What to produce: Reproduce every record below exactly as written, leaving out any pictures.

· · ·

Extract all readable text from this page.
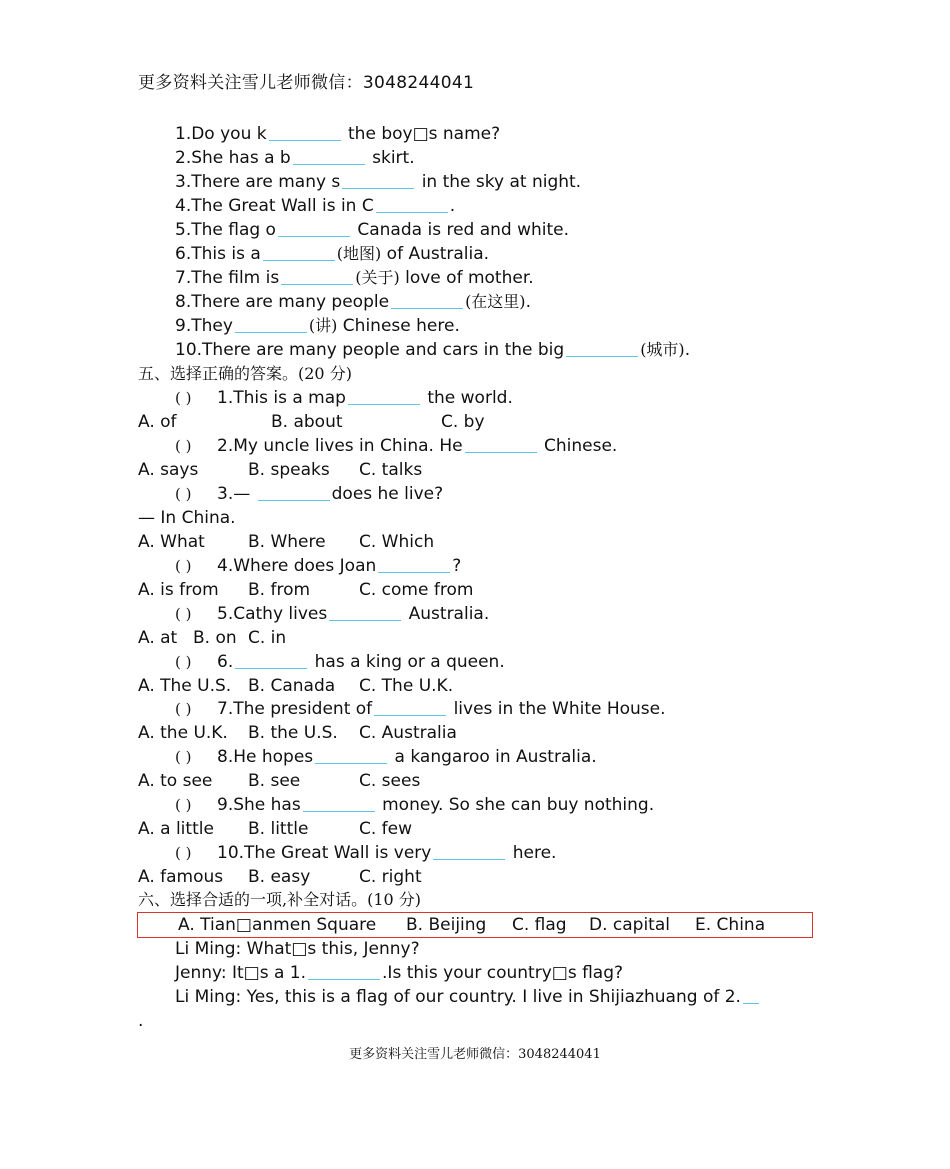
更多资料关注雪儿老师微信：3048244041
1.Do you k	the boy□s name?
2.She has a b	skirt.
3.There are many s	in the sky at night.
4.The Great Wall is in C	.
5.The flag o	Canada is red and white.
6.This is a	(地图) of Australia.
7.The film is	(关于) love of mother.
8.There are many people	(在这里).
9.They	(讲) Chinese here.
10.There are many people and cars in the big	(城市).
五、选择正确的答案。(20 分)
( ) 1.This is a map	the world.
A. of	B. about	C. by
( ) 2.My uncle lives in China. He	Chinese.
A. says	B. speaks C. talks
( ) 3.—	does he live?
— In China.
A. What	B. Where C. Which
( ) 4.Where does Joan	?
A. is from B. from	C. come from
( ) 5.Cathy lives	Australia.
A. at B. on C. in
( ) 6.	has a king or a queen.
A. The U.S. B. Canada C. The U.K.
( ) 7.The president of	lives in the White House.
A. the U.K. B. the U.S. C. Australia
( ) 8.He hopes	a kangaroo in Australia.
A. to see B. see	C. sees
( ) 9.She has	money. So she can buy nothing.
A. a little B. little	C. few
( ) 10.The Great Wall is very	here.
A. famous B. easy	C. right
六、选择合适的一项,补全对话。(10 分)
A. Tian□anmen Square B. Beijing C. flag D. capital E. China
Li Ming: What□s this, Jenny?
Jenny: It□s a 1.	.Is this your country□s flag?
Li Ming: Yes, this is a flag of our country. I live in Shijiazhuang of 2.
.
更多资料关注雪儿老师微信：3048244041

· · ·

Reply to the exercise:
Extract all readable text from this page.
更多资料关注雪儿老师微信：3048244041
1.Do you k	the boy□s name?
2.She has a b	skirt.
3.There are many s	in the sky at night.
4.The Great Wall is in C	.
5.The flag o	Canada is red and white.
6.This is a	(地图) of Australia.
7.The film is	(关于) love of mother.
8.There are many people	(在这里).
9.They	(讲) Chinese here.
10.There are many people and cars in the big	(城市).
五、选择正确的答案。(20 分)
( ) 1.This is a map	the world.
A. of	B. about	C. by
( ) 2.My uncle lives in China. He	Chinese.
A. says	B. speaks C. talks
( ) 3.—	does he live?
— In China.
A. What	B. Where C. Which
( ) 4.Where does Joan	?
A. is from B. from	C. come from
( ) 5.Cathy lives	Australia.
A. at B. on C. in
( ) 6.	has a king or a queen.
A. The U.S. B. Canada C. The U.K.
( ) 7.The president of	lives in the White House.
A. the U.K. B. the U.S. C. Australia
( ) 8.He hopes	a kangaroo in Australia.
A. to see B. see	C. sees
( ) 9.She has	money. So she can buy nothing.
A. a little B. little	C. few
( ) 10.The Great Wall is very	here.
A. famous B. easy	C. right
六、选择合适的一项,补全对话。(10 分)
A. Tian□anmen Square B. Beijing C. flag D. capital E. China
Li Ming: What□s this, Jenny?
Jenny: It□s a 1.	.Is this your country□s flag?
Li Ming: Yes, this is a flag of our country. I live in Shijiazhuang of 2.
.
更多资料关注雪儿老师微信：3048244041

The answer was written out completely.